--- Start ---
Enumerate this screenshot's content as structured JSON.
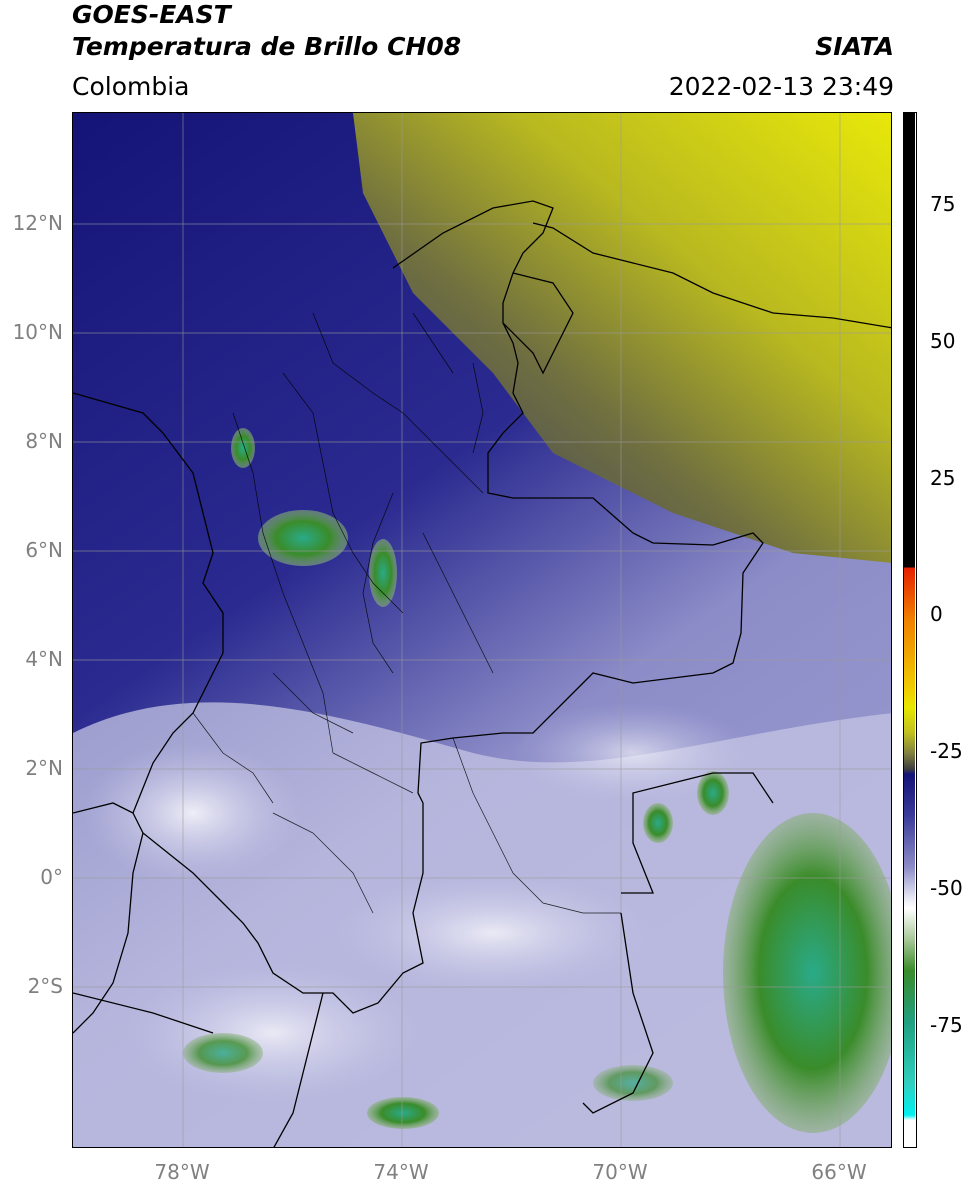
{
  "header": {
    "satellite": "GOES-EAST",
    "product": "Temperatura de Brillo CH08",
    "region": "Colombia",
    "organization": "SIATA",
    "datetime": "2022-02-13 23:49"
  },
  "map": {
    "lat_labels": [
      "12°N",
      "10°N",
      "8°N",
      "6°N",
      "4°N",
      "2°N",
      "0°",
      "2°S"
    ],
    "lon_labels": [
      "78°W",
      "74°W",
      "70°W",
      "66°W"
    ],
    "extent": {
      "lon_min": -80,
      "lon_max": -65,
      "lat_min": -4.8,
      "lat_max": 14.0
    }
  },
  "colorbar": {
    "ticks": [
      "75",
      "50",
      "25",
      "0",
      "-25",
      "-50",
      "-75"
    ],
    "tick_values": [
      75,
      50,
      25,
      0,
      -25,
      -50,
      -75
    ],
    "range": [
      -95,
      90
    ],
    "colors": {
      "black": "#000000",
      "red": "#e61e00",
      "orange": "#f59a00",
      "yellow": "#e8e800",
      "olive": "#8a8a30",
      "gray": "#4a4a4a",
      "navy": "#141478",
      "lavender": "#8c8cc8",
      "white": "#ffffff",
      "green": "#3a8c2a",
      "teal": "#20b4a0",
      "cyan": "#00f0f0"
    }
  }
}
--- End ---
[WHAT YOU WILL DO] Each record above should be copied character for character, with pictures dropped.

[SOLUTION TO THIS TASK]
Enumerate this screenshot's content as structured JSON.
{
  "header": {
    "satellite": "GOES-EAST",
    "product": "Temperatura de Brillo CH08",
    "region": "Colombia",
    "organization": "SIATA",
    "datetime": "2022-02-13 23:49"
  },
  "map": {
    "lat_labels": [
      "12°N",
      "10°N",
      "8°N",
      "6°N",
      "4°N",
      "2°N",
      "0°",
      "2°S"
    ],
    "lon_labels": [
      "78°W",
      "74°W",
      "70°W",
      "66°W"
    ],
    "extent": {
      "lon_min": -80,
      "lon_max": -65,
      "lat_min": -4.8,
      "lat_max": 14.0
    }
  },
  "colorbar": {
    "ticks": [
      "75",
      "50",
      "25",
      "0",
      "-25",
      "-50",
      "-75"
    ],
    "tick_values": [
      75,
      50,
      25,
      0,
      -25,
      -50,
      -75
    ],
    "range": [
      -95,
      90
    ],
    "colors": {
      "black": "#000000",
      "red": "#e61e00",
      "orange": "#f59a00",
      "yellow": "#e8e800",
      "olive": "#8a8a30",
      "gray": "#4a4a4a",
      "navy": "#141478",
      "lavender": "#8c8cc8",
      "white": "#ffffff",
      "green": "#3a8c2a",
      "teal": "#20b4a0",
      "cyan": "#00f0f0"
    }
  }
}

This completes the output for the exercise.